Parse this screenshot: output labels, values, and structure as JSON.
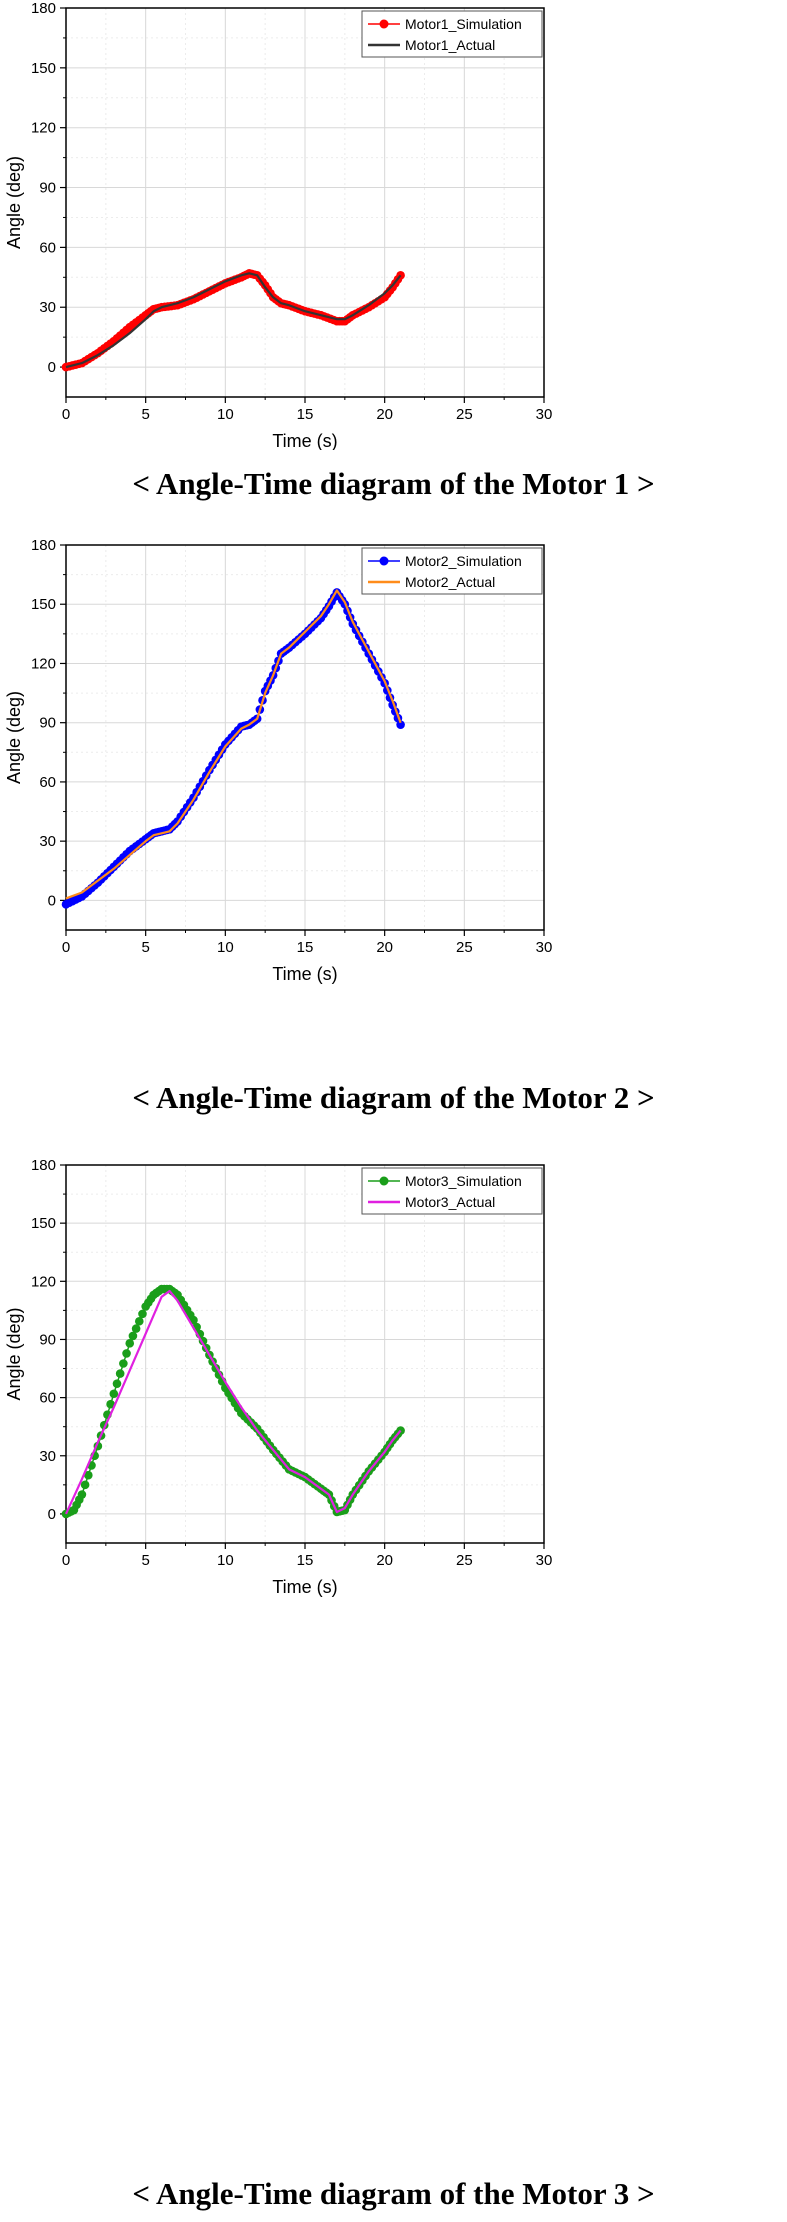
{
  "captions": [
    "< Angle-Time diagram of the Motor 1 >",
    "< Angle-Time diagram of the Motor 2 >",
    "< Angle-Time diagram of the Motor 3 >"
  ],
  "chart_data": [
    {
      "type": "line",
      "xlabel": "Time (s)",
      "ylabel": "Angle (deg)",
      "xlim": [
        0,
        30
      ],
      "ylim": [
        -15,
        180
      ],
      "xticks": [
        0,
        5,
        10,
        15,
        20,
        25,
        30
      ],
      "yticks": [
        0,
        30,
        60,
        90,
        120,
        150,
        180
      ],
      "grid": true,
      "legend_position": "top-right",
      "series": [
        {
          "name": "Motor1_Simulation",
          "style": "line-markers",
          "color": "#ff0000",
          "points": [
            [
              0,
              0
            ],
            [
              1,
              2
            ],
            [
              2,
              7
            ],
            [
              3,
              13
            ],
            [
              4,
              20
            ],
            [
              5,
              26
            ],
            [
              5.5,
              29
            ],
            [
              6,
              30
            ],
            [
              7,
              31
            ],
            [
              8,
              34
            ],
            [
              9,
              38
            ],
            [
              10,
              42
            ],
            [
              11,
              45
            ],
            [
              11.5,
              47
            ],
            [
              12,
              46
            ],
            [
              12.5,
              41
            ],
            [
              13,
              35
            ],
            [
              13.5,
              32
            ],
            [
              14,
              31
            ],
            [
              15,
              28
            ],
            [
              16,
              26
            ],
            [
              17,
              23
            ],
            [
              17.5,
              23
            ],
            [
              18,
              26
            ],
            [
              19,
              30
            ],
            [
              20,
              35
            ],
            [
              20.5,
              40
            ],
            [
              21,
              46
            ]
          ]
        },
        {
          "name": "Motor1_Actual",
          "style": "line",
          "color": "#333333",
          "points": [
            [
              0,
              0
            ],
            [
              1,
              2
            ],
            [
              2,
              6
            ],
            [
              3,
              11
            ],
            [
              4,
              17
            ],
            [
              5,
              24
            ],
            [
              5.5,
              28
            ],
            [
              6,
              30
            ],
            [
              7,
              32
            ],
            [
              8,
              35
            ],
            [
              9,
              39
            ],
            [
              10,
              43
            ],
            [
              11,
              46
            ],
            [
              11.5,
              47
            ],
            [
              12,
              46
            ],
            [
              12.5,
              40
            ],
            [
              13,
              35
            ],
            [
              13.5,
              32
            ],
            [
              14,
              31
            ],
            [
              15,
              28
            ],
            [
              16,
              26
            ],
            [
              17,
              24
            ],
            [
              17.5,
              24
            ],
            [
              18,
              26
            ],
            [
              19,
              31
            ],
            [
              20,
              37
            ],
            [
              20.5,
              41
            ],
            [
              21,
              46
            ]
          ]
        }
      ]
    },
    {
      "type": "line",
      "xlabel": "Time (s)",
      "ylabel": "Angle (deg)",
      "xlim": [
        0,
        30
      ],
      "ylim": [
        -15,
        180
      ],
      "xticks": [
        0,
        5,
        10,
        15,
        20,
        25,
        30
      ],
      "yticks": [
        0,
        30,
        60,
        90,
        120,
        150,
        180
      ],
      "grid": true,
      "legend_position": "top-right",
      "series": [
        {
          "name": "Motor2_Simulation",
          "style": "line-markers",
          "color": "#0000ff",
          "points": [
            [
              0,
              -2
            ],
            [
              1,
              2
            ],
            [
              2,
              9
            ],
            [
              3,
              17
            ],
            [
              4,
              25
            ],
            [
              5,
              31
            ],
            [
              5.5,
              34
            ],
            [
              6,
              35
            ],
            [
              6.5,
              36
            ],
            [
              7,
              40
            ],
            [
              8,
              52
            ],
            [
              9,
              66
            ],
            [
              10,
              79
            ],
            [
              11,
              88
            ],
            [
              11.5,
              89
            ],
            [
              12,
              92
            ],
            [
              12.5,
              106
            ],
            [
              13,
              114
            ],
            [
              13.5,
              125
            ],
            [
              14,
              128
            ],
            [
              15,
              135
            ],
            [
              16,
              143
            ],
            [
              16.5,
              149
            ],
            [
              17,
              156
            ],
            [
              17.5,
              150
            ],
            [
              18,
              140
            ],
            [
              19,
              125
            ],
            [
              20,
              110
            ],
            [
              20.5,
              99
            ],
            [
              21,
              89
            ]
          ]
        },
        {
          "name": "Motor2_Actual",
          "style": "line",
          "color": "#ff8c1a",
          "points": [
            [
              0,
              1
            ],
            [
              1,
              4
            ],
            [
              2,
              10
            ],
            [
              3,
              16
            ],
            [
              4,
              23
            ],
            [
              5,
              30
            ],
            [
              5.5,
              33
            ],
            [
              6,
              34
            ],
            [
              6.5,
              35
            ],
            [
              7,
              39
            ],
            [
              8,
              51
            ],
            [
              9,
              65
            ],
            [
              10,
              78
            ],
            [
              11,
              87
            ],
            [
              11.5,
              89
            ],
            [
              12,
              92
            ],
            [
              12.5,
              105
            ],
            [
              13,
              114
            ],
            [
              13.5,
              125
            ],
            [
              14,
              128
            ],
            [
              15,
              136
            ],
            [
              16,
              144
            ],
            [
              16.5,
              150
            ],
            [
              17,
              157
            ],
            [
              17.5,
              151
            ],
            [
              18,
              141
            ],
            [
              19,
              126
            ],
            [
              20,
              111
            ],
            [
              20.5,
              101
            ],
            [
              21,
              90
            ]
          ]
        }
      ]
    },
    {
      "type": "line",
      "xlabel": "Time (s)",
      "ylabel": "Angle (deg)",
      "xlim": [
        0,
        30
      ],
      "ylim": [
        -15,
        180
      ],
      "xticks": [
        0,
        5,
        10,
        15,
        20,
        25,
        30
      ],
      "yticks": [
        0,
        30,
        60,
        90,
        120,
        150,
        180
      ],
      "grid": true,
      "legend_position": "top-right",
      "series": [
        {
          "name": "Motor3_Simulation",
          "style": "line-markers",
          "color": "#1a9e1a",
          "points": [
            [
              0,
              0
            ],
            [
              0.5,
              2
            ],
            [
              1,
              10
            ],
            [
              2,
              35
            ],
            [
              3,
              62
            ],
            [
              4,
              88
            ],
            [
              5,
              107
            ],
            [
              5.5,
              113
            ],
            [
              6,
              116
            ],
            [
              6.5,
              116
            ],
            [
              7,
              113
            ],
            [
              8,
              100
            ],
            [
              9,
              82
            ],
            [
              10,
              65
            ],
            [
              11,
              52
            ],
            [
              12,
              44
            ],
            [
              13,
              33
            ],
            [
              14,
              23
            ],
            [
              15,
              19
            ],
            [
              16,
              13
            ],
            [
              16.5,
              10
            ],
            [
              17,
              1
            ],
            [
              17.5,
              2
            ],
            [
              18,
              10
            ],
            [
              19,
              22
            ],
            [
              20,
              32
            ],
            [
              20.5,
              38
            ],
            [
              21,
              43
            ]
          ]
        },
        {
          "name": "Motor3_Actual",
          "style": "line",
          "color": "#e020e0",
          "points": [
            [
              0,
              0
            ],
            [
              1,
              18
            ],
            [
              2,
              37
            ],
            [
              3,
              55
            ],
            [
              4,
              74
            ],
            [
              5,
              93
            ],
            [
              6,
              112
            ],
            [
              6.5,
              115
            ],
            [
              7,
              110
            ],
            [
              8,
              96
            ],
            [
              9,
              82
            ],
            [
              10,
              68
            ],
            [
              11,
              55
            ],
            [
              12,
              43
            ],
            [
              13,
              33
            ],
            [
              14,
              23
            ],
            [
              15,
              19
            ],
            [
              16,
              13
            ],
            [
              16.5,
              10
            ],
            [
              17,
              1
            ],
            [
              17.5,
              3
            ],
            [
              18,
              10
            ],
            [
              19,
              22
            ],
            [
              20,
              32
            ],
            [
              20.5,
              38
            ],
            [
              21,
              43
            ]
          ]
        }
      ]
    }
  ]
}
--------
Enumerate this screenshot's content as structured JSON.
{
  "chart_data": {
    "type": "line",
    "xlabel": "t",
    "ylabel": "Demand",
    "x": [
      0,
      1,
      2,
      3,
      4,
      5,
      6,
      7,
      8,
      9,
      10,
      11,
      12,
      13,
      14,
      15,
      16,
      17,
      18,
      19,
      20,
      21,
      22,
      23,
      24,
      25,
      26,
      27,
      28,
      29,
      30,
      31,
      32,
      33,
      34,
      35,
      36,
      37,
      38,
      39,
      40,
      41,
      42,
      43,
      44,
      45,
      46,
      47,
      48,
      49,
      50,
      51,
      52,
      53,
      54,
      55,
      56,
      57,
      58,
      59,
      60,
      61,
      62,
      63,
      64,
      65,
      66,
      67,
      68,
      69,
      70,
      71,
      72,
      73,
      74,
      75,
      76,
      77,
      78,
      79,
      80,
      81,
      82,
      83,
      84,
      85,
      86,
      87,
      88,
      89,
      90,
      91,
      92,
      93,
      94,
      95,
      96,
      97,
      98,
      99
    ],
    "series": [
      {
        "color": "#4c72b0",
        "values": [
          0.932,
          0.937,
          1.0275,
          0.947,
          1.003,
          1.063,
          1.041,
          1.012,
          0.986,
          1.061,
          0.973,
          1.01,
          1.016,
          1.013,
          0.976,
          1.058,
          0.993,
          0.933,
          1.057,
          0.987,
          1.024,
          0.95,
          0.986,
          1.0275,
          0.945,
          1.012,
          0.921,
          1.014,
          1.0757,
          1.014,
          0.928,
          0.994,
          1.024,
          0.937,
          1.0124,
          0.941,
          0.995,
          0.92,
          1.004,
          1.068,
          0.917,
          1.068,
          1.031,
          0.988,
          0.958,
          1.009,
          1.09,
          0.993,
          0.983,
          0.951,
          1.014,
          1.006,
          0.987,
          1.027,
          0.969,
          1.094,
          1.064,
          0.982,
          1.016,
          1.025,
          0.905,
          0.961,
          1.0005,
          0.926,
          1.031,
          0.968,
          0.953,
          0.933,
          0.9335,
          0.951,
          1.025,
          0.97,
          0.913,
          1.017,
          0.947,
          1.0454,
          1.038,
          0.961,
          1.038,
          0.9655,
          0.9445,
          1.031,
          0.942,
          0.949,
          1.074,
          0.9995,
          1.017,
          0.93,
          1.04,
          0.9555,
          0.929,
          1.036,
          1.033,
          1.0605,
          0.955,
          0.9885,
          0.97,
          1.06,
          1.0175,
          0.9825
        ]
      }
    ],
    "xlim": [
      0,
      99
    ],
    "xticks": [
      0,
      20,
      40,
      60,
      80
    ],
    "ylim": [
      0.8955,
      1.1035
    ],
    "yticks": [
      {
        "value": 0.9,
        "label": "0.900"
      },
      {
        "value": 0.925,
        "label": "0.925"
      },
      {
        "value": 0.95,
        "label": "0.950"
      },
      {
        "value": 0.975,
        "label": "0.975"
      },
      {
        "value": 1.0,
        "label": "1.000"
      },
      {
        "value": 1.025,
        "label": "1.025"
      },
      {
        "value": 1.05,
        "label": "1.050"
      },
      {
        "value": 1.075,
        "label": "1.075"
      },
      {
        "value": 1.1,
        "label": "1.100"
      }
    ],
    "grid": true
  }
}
--------
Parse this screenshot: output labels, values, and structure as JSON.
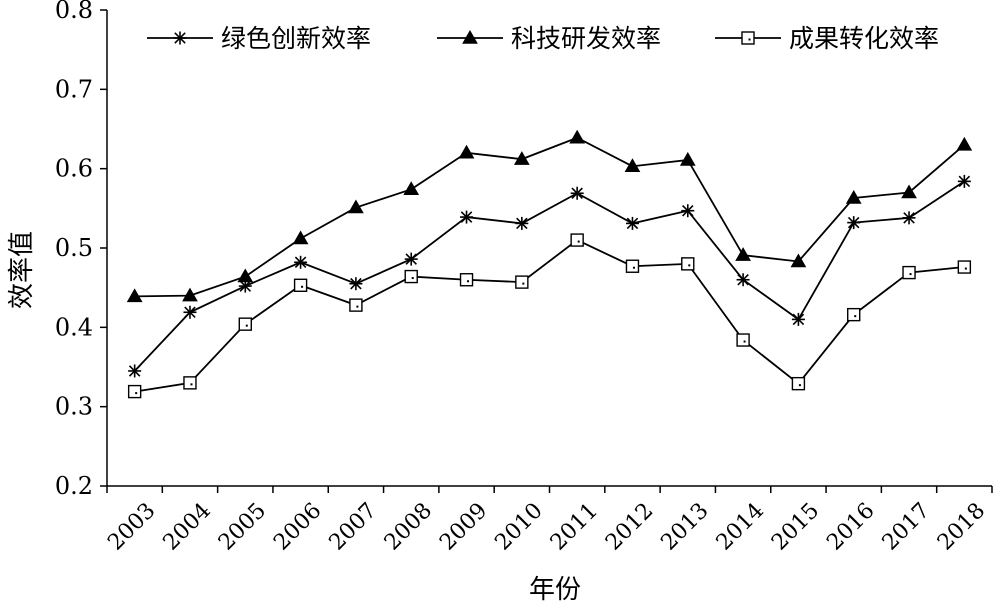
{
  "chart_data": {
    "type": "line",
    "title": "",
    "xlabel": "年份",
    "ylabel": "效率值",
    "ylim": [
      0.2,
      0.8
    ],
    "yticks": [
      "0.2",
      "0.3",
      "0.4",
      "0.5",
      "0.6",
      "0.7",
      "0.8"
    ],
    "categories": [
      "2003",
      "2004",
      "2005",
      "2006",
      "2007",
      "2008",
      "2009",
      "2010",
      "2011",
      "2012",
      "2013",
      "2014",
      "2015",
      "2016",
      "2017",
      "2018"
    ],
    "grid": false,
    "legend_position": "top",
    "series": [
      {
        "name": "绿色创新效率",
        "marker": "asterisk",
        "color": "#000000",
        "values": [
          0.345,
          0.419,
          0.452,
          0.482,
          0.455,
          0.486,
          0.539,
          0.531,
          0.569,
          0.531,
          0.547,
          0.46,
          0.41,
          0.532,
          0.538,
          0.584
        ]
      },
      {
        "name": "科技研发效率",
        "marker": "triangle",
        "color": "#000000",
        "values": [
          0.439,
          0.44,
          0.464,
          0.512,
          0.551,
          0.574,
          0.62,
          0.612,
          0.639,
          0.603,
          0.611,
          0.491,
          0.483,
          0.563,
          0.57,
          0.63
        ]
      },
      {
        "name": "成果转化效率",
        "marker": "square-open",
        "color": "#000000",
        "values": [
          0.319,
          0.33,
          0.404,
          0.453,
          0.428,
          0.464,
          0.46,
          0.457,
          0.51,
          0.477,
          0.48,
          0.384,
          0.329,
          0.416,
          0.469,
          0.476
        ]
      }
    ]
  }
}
--------
Which lines in the records above contain the string "color"? Copy each one.

Result below:
          "color": "#ff0000",
          "color": "#333333",
          "color": "#0000ff",
          "color": "#ff8c1a",
          "color": "#1a9e1a",
          "color": "#e020e0",
        "color": "#4c72b0",
        "color": "#000000",
        "color": "#000000",
        "color": "#000000",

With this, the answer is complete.